- ENTRIES SUPPLIED:

——

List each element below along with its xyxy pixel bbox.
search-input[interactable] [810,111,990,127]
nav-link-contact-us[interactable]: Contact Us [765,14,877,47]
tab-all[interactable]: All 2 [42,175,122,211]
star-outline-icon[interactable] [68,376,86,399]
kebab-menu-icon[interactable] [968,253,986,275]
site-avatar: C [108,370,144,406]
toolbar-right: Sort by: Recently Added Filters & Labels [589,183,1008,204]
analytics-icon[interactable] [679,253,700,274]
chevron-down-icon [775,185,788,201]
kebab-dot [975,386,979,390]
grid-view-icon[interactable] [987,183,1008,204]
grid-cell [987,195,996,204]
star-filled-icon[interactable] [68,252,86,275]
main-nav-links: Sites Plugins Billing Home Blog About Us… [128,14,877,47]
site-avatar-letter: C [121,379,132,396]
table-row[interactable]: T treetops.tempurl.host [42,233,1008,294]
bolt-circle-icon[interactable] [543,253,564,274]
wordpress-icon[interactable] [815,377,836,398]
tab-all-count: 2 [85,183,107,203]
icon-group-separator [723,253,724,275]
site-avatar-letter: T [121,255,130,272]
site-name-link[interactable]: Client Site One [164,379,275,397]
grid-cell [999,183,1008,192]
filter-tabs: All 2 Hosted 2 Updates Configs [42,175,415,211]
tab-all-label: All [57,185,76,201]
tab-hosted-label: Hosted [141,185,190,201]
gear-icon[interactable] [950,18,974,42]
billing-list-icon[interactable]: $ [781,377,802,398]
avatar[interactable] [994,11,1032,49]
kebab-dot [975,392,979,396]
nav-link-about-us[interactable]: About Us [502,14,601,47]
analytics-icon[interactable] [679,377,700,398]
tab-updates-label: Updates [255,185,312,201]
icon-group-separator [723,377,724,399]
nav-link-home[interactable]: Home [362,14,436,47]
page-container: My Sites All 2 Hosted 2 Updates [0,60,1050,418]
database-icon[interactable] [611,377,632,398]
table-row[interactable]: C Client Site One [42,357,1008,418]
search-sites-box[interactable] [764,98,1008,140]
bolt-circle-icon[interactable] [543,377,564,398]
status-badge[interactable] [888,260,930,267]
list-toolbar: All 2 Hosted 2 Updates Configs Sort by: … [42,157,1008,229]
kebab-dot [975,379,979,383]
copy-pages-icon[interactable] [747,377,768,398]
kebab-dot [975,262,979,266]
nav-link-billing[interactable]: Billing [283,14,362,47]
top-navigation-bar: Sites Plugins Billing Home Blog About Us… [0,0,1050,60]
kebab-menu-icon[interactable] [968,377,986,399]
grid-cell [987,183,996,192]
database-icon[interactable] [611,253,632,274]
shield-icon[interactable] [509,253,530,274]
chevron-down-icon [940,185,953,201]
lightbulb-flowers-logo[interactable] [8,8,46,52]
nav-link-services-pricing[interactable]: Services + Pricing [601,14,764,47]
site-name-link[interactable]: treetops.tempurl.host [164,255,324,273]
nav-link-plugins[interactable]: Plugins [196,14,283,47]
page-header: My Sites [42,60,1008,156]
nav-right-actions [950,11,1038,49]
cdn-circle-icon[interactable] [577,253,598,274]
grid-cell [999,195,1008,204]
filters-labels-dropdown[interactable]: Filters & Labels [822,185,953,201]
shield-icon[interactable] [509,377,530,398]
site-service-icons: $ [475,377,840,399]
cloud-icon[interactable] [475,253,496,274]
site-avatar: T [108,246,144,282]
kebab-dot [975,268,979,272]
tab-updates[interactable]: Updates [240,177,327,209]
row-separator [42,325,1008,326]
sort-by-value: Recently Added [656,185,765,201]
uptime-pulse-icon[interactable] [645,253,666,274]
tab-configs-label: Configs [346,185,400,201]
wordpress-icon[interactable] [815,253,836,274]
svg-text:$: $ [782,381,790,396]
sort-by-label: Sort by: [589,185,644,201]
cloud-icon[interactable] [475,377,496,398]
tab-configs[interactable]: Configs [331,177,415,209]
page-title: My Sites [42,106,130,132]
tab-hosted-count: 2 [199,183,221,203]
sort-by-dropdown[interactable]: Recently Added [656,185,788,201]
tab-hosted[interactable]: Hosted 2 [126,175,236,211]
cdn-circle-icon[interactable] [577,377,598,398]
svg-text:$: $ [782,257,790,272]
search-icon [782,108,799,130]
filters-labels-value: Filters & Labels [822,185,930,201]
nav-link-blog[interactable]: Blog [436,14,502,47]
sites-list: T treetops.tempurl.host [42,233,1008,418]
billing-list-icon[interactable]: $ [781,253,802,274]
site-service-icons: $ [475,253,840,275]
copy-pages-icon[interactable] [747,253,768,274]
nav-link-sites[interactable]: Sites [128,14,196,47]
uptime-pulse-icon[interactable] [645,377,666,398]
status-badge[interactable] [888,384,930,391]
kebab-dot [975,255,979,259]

——

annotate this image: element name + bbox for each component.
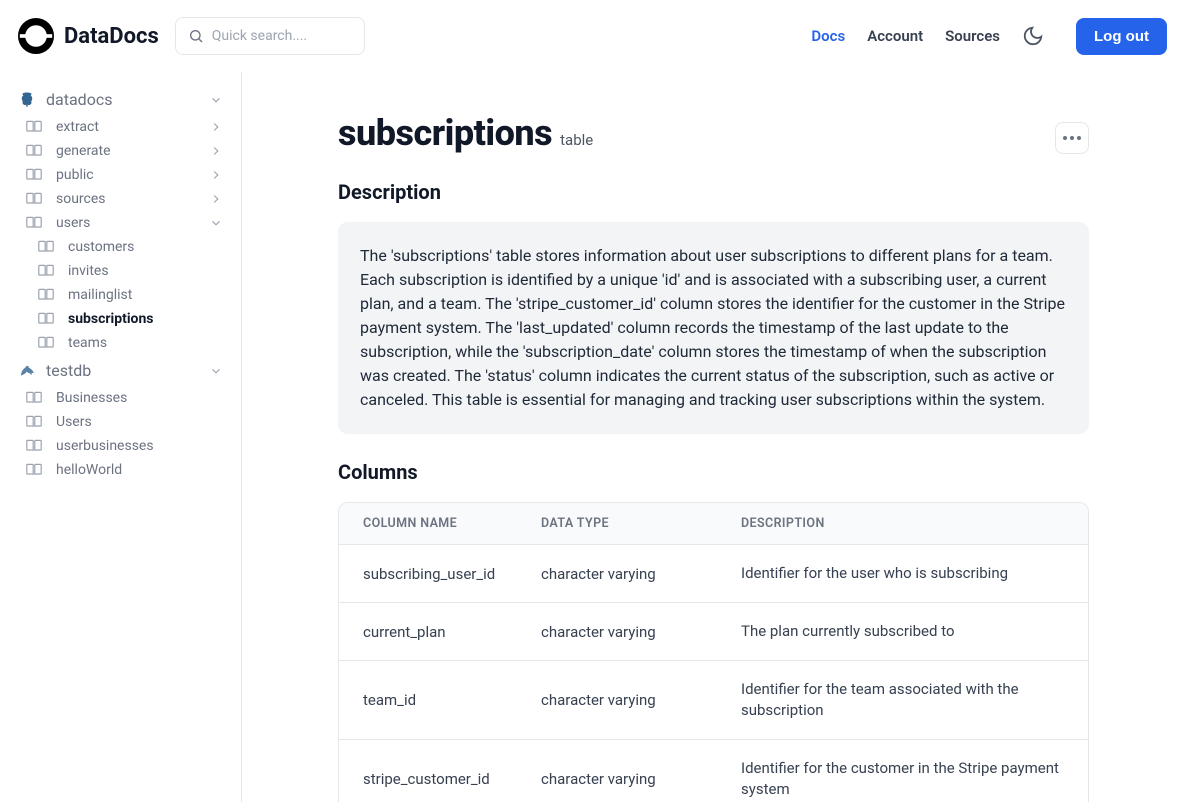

——

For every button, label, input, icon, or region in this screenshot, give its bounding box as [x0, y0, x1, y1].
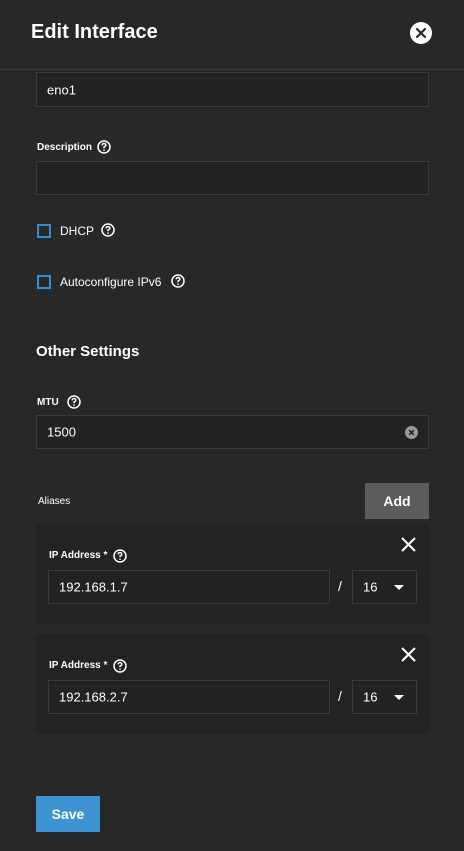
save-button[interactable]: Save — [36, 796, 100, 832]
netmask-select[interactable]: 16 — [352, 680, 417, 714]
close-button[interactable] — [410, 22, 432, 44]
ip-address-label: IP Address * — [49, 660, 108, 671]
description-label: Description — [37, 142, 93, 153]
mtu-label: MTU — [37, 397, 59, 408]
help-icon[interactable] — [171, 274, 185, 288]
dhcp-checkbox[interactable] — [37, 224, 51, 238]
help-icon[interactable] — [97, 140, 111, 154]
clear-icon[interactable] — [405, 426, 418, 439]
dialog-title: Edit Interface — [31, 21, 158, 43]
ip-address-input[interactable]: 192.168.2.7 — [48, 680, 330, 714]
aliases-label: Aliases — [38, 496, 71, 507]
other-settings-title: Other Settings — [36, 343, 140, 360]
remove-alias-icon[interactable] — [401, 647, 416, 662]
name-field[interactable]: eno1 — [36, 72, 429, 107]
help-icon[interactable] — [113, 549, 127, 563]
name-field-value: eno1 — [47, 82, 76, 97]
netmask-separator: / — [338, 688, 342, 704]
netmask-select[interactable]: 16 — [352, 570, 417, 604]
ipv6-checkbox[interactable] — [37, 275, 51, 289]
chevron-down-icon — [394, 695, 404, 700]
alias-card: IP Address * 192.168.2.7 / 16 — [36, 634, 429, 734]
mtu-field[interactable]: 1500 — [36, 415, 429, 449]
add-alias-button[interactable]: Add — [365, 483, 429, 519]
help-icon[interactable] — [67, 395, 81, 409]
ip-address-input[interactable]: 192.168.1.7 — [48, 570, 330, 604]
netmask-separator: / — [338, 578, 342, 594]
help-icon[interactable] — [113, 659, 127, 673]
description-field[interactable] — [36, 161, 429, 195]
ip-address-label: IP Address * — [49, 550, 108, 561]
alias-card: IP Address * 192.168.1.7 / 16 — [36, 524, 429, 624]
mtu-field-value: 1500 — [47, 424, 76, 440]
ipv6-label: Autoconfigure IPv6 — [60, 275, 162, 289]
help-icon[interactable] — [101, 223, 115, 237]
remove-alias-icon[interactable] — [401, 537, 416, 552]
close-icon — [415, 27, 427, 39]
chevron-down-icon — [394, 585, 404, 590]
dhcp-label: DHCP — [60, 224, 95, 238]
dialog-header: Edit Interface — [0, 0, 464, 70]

——

- WRITTEN EXERCISE: Pull out each line in the data above that contains the string "toolbar" and copy it in full.

- RESPONSE TO THE EXERCISE:
toolbar-right: Sort by: Recently Added Filters & Labels [589,183,1008,204]
list-toolbar: All 2 Hosted 2 Updates Configs Sort by: … [42,157,1008,229]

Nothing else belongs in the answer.